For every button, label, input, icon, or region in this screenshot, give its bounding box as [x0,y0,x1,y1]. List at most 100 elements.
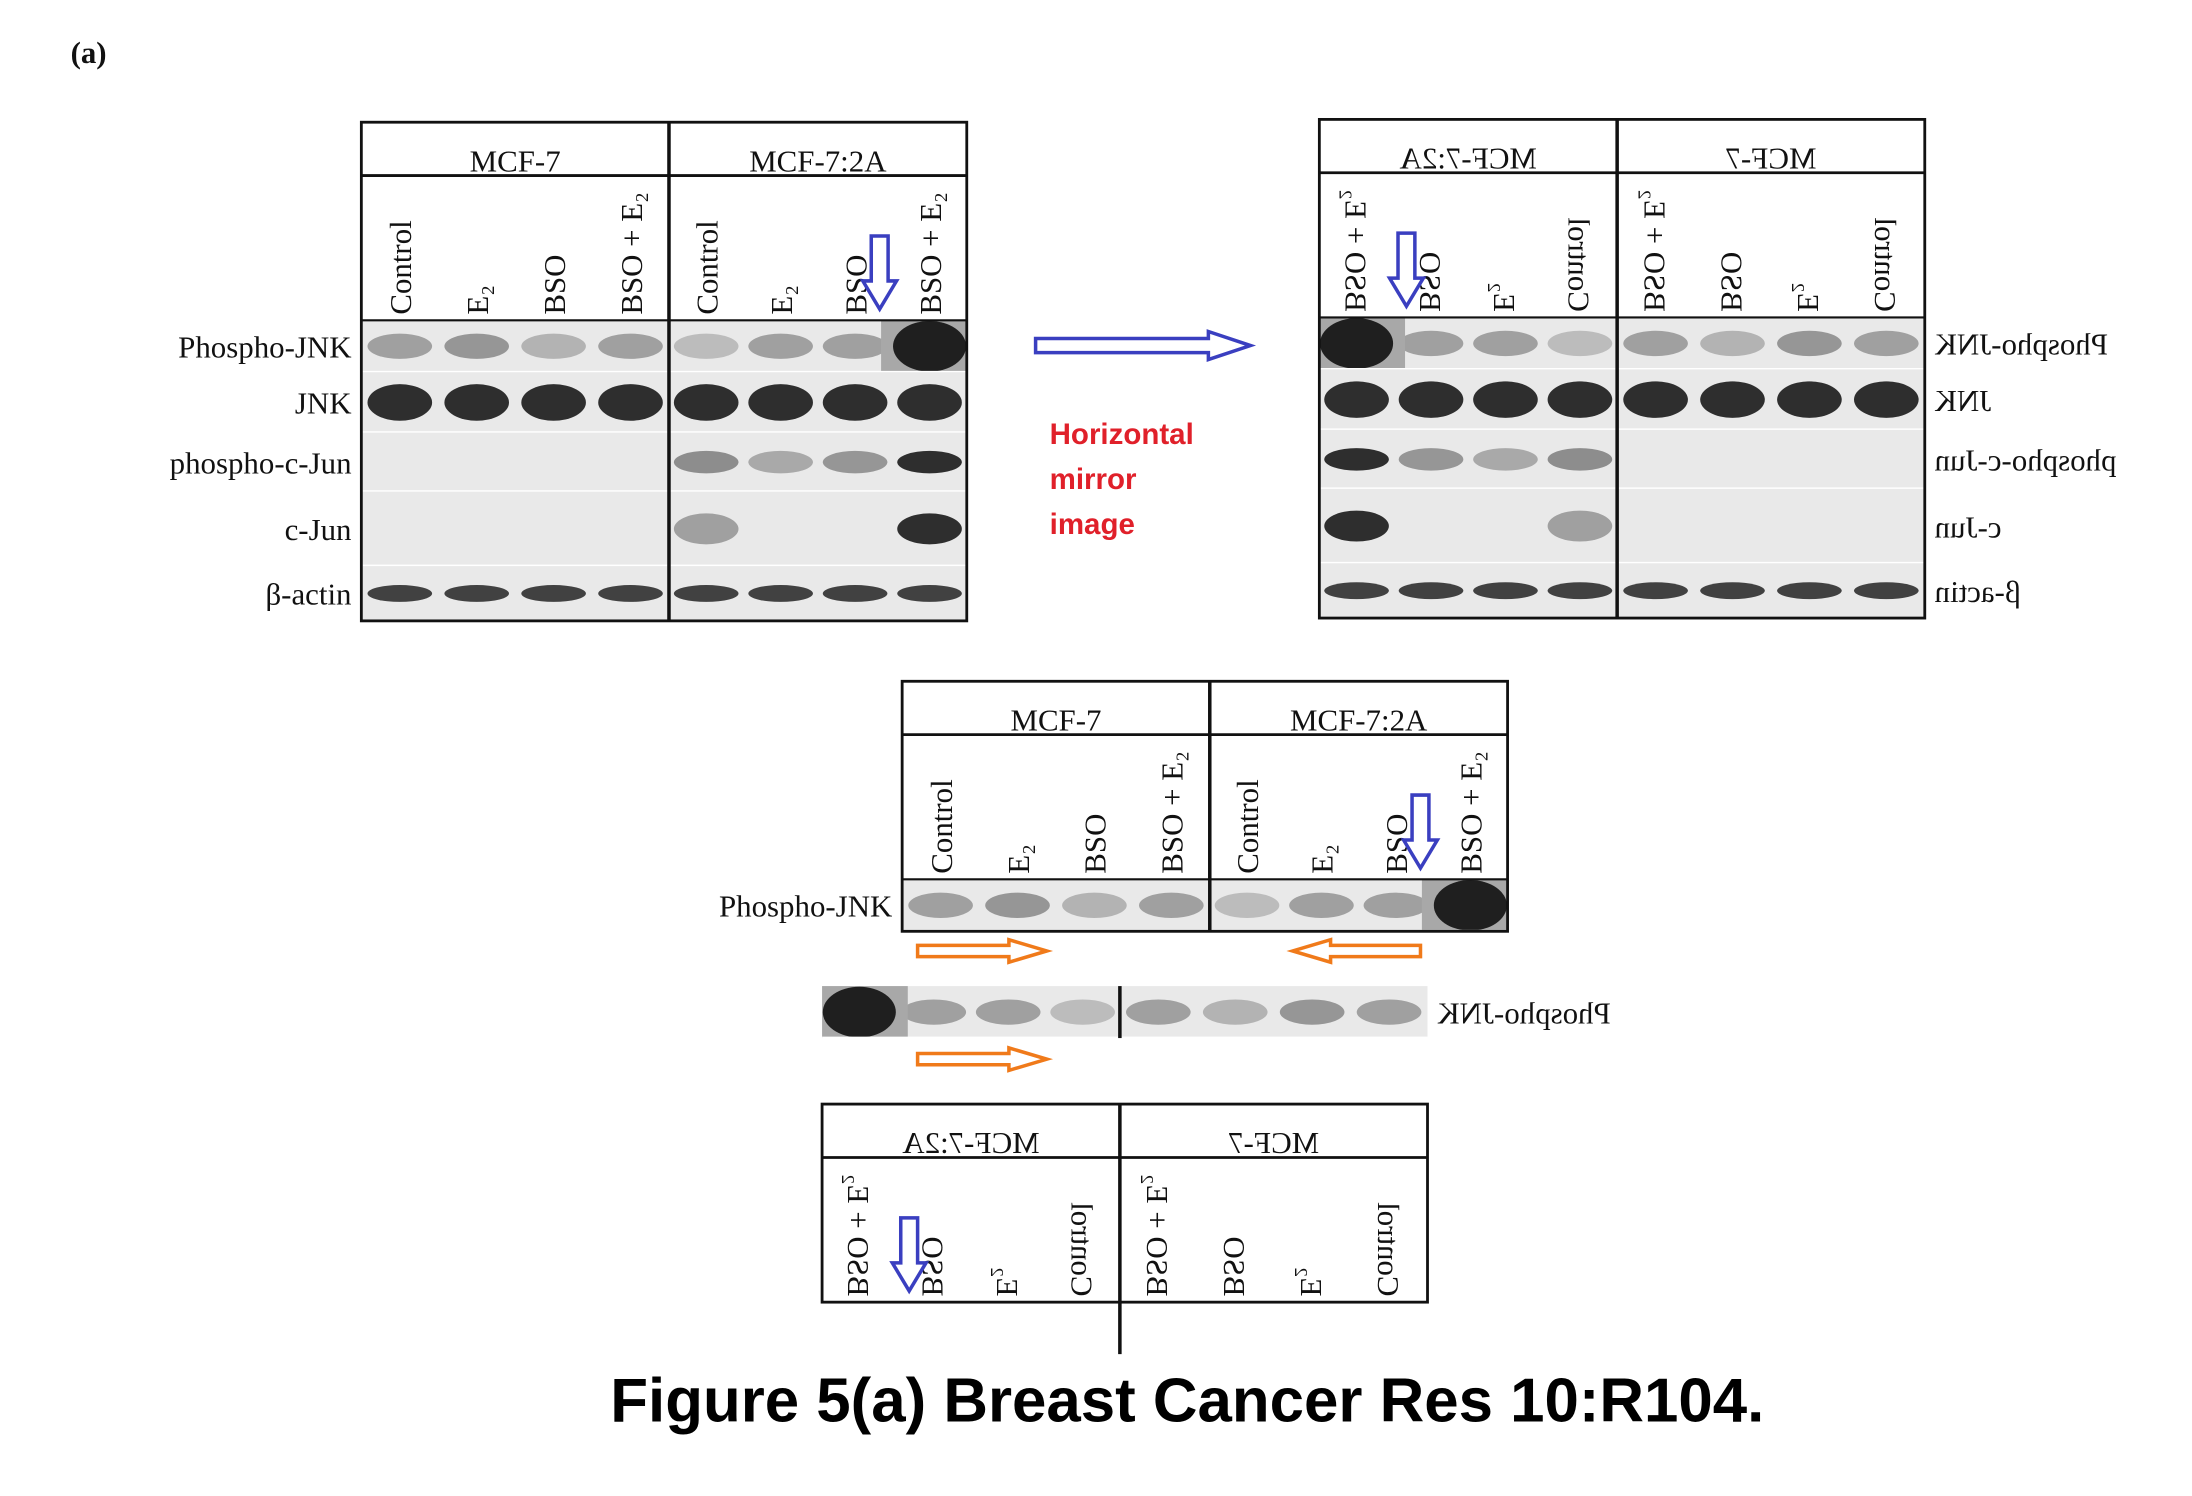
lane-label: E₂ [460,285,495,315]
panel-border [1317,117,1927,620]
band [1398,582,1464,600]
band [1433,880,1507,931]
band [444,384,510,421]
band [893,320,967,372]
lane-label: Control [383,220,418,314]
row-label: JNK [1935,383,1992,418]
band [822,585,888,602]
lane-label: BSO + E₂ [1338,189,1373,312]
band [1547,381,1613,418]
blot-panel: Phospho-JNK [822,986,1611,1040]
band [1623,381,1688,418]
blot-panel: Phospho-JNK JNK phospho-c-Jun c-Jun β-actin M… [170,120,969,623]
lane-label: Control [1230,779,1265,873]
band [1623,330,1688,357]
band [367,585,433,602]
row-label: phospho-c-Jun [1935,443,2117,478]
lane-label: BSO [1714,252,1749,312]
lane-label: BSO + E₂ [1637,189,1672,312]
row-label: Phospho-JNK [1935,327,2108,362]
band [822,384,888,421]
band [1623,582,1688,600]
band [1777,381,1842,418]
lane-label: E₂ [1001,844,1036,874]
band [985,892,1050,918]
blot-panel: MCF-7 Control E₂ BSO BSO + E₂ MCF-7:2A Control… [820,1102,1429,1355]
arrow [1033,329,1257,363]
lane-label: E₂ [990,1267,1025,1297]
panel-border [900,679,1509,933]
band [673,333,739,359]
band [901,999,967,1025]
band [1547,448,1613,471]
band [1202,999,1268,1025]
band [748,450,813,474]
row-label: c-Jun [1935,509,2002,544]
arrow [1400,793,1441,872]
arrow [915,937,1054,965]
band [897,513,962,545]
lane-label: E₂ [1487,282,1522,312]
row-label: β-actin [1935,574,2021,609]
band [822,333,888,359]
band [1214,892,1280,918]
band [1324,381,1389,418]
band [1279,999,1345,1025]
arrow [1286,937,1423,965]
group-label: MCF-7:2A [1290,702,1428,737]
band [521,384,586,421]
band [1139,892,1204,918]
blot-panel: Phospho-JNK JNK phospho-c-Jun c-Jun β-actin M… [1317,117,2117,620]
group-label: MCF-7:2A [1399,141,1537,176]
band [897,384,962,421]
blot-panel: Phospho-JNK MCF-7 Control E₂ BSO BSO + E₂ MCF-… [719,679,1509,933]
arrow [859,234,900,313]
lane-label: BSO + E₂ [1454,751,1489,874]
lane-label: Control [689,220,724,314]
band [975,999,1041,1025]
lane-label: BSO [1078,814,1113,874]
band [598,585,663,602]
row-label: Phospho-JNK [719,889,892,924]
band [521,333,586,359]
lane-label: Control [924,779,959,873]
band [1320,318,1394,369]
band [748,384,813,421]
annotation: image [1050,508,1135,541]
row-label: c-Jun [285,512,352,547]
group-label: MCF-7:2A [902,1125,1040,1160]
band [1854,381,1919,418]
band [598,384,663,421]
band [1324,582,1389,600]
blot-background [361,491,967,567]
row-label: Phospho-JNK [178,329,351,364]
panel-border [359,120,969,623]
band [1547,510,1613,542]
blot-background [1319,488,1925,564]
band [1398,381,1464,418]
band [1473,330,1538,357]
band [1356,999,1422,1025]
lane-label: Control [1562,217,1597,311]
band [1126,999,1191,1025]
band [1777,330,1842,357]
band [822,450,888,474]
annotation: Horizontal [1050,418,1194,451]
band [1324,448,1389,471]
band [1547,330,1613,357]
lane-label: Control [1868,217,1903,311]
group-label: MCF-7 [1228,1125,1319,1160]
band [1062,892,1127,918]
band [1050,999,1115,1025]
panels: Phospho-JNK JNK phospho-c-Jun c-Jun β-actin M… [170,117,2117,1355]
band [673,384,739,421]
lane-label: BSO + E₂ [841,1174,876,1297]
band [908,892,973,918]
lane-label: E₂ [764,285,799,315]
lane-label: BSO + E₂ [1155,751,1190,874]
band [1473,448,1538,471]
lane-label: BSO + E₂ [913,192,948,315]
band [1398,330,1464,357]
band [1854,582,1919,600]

• • •

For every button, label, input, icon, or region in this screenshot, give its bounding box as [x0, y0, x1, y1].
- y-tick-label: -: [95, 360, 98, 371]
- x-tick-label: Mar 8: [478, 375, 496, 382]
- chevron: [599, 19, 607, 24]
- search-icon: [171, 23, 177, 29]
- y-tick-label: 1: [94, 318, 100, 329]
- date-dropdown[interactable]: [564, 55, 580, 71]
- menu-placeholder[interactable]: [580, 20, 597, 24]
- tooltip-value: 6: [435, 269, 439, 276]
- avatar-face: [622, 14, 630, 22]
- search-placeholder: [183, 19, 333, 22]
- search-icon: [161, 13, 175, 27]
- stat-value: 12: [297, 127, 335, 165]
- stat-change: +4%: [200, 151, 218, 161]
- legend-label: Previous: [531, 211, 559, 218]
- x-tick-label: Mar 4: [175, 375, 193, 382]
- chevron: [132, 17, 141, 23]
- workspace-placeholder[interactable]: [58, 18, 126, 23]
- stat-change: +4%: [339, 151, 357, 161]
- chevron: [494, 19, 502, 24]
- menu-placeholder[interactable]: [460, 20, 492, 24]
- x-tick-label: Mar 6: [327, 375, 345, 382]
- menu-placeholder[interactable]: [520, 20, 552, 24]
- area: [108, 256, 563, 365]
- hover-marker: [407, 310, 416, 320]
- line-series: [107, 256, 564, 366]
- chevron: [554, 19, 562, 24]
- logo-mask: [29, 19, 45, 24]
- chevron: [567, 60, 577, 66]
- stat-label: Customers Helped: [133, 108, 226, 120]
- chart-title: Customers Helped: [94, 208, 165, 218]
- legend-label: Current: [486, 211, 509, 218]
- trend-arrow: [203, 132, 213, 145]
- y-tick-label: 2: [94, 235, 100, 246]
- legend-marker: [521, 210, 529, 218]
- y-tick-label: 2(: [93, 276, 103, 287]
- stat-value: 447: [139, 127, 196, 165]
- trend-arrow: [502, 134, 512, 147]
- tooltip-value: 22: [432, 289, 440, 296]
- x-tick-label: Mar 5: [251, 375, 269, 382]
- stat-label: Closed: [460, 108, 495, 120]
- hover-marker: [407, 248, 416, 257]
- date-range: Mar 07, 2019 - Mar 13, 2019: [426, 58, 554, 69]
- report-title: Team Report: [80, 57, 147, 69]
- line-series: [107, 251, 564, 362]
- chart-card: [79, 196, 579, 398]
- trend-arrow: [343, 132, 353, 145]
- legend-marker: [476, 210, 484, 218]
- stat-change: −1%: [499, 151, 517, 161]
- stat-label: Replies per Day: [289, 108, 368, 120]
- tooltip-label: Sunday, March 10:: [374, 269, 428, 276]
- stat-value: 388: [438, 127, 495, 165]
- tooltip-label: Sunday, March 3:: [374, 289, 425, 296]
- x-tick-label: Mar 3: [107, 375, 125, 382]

• • •

Reproduce the records verbatim, starting with the line containing "lane-label: E₂ [460,285,495,315]" and ending with the line containing "band [1547,381,1613,418]", both included.

lane-label: E₂ [460,285,495,315]
panel-border [1317,117,1927,620]
band [1398,582,1464,600]
band [1433,880,1507,931]
band [444,384,510,421]
band [893,320,967,372]
lane-label: Control [383,220,418,314]
row-label: JNK [1935,383,1992,418]
band [822,585,888,602]
lane-label: BSO + E₂ [1338,189,1373,312]
band [1547,381,1613,418]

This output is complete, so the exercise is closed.